** BEGIN **
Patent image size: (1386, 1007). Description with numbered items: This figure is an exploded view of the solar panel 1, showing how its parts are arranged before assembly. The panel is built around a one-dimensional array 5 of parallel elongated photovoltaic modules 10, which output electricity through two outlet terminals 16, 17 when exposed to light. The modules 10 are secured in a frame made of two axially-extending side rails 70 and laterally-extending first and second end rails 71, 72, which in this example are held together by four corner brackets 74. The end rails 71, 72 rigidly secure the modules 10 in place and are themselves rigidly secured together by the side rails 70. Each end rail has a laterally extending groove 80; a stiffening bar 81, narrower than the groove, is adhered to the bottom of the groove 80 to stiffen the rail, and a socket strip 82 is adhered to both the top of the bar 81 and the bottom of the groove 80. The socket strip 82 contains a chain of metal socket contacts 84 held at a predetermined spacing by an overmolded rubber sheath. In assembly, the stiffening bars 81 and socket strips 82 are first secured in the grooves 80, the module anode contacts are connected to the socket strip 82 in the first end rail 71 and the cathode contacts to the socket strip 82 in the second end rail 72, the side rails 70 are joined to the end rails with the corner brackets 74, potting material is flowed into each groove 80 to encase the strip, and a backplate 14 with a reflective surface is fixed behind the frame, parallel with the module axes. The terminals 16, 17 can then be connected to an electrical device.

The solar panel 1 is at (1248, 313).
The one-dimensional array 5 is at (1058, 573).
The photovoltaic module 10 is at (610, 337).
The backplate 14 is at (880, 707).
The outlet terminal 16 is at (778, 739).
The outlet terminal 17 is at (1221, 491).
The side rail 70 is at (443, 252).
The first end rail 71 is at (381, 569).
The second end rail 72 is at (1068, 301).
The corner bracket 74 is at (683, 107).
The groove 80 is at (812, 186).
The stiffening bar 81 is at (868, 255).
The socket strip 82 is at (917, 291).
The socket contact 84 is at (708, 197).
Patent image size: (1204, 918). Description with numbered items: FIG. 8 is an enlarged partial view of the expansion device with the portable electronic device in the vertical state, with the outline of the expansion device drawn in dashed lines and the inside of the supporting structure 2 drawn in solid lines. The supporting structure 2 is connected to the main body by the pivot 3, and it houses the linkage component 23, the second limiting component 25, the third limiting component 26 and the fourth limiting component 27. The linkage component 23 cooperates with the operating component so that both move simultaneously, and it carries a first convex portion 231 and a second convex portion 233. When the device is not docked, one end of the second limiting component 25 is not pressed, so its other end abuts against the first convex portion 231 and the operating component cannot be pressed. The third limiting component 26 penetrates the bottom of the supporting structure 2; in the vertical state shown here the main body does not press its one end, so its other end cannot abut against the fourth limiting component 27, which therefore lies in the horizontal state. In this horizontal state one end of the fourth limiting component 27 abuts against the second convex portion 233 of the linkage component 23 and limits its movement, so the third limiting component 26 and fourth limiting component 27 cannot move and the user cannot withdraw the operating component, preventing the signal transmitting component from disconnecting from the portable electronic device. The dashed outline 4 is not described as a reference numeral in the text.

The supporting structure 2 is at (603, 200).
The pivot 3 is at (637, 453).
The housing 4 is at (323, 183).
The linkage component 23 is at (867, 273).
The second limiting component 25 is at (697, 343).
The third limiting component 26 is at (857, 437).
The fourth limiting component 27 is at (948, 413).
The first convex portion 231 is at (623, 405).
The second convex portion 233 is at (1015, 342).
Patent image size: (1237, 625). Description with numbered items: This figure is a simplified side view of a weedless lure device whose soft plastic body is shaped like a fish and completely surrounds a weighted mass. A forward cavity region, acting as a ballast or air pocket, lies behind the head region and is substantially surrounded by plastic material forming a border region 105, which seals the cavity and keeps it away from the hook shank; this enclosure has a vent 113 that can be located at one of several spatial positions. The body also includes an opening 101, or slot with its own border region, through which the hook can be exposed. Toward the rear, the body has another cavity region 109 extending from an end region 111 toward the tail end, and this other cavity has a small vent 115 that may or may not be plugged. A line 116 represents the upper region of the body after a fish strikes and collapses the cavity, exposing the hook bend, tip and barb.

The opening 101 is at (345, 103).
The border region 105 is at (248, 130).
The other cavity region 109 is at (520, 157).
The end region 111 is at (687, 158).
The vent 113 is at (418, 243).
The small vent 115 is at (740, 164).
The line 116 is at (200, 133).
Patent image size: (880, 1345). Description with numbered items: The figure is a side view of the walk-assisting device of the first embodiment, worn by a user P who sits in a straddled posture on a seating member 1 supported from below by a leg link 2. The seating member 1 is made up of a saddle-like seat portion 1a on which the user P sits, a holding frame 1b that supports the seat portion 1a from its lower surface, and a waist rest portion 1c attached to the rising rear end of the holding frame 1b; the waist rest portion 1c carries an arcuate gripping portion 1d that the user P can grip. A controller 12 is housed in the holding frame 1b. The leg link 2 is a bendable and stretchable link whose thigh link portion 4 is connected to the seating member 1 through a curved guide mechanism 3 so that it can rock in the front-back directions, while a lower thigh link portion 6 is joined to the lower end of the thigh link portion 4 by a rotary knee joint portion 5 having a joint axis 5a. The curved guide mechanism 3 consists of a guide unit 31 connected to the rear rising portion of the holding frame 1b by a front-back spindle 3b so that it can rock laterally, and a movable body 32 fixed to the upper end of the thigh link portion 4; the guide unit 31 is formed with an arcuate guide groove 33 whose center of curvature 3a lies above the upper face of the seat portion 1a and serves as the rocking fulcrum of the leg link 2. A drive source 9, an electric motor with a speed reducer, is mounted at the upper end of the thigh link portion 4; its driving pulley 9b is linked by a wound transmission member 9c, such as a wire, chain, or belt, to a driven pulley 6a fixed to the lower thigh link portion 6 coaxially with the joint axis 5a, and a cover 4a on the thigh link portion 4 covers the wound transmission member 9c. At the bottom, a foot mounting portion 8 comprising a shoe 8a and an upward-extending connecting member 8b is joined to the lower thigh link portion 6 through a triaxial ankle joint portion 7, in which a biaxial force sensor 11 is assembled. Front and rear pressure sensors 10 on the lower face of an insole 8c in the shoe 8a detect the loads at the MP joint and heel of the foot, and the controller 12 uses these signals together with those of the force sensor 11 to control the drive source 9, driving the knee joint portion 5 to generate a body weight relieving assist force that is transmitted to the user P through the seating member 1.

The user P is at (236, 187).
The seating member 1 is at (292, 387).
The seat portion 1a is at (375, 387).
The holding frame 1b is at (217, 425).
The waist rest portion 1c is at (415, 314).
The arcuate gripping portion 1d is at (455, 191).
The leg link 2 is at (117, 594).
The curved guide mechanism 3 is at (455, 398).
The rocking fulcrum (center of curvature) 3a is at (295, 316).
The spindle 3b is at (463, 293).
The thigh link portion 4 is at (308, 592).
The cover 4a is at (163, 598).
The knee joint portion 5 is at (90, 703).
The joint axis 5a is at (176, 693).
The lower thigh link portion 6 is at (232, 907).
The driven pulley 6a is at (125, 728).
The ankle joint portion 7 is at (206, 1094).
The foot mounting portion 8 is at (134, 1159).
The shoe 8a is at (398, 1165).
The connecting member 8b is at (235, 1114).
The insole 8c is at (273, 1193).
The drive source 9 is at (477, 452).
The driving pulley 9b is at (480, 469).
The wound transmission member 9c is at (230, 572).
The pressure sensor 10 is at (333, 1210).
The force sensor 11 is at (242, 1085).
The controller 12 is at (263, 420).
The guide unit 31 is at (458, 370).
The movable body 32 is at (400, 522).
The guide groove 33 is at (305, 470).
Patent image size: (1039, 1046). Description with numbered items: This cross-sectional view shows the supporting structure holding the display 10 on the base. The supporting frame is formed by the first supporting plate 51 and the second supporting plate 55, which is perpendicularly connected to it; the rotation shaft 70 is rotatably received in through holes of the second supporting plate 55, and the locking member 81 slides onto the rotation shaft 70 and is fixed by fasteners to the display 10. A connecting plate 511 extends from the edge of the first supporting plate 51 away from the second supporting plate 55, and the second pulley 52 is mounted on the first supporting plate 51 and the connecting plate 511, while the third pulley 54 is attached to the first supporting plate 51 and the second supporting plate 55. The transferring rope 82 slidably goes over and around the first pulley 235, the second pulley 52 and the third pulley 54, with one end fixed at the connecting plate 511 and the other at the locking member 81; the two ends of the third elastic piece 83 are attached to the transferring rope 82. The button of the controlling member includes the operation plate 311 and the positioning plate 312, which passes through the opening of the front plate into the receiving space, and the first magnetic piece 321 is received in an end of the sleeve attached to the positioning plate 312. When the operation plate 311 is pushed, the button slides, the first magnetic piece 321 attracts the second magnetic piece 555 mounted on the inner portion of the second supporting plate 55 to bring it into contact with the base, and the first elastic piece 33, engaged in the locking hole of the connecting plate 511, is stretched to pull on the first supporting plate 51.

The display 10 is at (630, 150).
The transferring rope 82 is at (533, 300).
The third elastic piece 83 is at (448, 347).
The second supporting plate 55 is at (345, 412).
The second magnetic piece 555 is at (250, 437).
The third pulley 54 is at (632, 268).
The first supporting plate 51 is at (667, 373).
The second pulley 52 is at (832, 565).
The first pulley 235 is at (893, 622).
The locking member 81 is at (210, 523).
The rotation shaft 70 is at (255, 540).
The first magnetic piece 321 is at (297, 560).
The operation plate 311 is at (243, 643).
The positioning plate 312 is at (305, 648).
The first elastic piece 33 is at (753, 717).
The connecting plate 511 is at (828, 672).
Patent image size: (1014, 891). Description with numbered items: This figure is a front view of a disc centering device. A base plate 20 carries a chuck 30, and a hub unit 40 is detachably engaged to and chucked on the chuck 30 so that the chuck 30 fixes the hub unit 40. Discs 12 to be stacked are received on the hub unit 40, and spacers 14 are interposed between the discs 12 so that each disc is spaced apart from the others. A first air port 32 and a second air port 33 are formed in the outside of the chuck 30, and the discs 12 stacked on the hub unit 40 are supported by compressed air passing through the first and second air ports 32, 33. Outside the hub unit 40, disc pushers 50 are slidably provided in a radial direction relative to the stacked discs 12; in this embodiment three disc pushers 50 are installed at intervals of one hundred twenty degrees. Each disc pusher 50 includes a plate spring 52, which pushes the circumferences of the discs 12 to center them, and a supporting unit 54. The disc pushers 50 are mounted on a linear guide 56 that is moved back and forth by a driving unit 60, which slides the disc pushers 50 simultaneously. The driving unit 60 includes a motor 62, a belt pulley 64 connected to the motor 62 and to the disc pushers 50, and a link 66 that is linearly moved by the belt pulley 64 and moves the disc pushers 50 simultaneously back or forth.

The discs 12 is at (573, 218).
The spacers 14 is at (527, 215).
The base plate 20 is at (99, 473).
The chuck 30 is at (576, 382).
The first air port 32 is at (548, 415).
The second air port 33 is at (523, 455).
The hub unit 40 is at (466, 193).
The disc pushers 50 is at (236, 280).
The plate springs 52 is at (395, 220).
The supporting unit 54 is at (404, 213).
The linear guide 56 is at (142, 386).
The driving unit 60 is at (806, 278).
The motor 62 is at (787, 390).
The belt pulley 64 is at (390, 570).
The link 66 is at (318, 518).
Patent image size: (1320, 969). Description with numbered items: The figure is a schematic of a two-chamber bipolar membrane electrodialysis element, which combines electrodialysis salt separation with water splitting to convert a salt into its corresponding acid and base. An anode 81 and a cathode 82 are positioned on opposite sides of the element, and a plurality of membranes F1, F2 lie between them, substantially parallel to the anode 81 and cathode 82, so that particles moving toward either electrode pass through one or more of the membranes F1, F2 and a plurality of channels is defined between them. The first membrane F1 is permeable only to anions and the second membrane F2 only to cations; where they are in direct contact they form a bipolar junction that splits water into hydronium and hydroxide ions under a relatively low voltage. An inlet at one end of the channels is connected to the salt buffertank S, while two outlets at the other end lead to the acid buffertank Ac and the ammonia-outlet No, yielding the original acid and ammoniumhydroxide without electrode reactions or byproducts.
** END **
Please reproduce, word for word, the part of the listing that opens with the line containing "Patent image size: (1014, 891)." and closes with the line containing "The disc pushers 50 is at (236, 280).", including both of those lines.

Patent image size: (1014, 891). Description with numbered items: This figure is a front view of a disc centering device. A base plate 20 carries a chuck 30, and a hub unit 40 is detachably engaged to and chucked on the chuck 30 so that the chuck 30 fixes the hub unit 40. Discs 12 to be stacked are received on the hub unit 40, and spacers 14 are interposed between the discs 12 so that each disc is spaced apart from the others. A first air port 32 and a second air port 33 are formed in the outside of the chuck 30, and the discs 12 stacked on the hub unit 40 are supported by compressed air passing through the first and second air ports 32, 33. Outside the hub unit 40, disc pushers 50 are slidably provided in a radial direction relative to the stacked discs 12; in this embodiment three disc pushers 50 are installed at intervals of one hundred twenty degrees. Each disc pusher 50 includes a plate spring 52, which pushes the circumferences of the discs 12 to center them, and a supporting unit 54. The disc pushers 50 are mounted on a linear guide 56 that is moved back and forth by a driving unit 60, which slides the disc pushers 50 simultaneously. The driving unit 60 includes a motor 62, a belt pulley 64 connected to the motor 62 and to the disc pushers 50, and a link 66 that is linearly moved by the belt pulley 64 and moves the disc pushers 50 simultaneously back or forth.

The discs 12 is at (573, 218).
The spacers 14 is at (527, 215).
The base plate 20 is at (99, 473).
The chuck 30 is at (576, 382).
The first air port 32 is at (548, 415).
The second air port 33 is at (523, 455).
The hub unit 40 is at (466, 193).
The disc pushers 50 is at (236, 280).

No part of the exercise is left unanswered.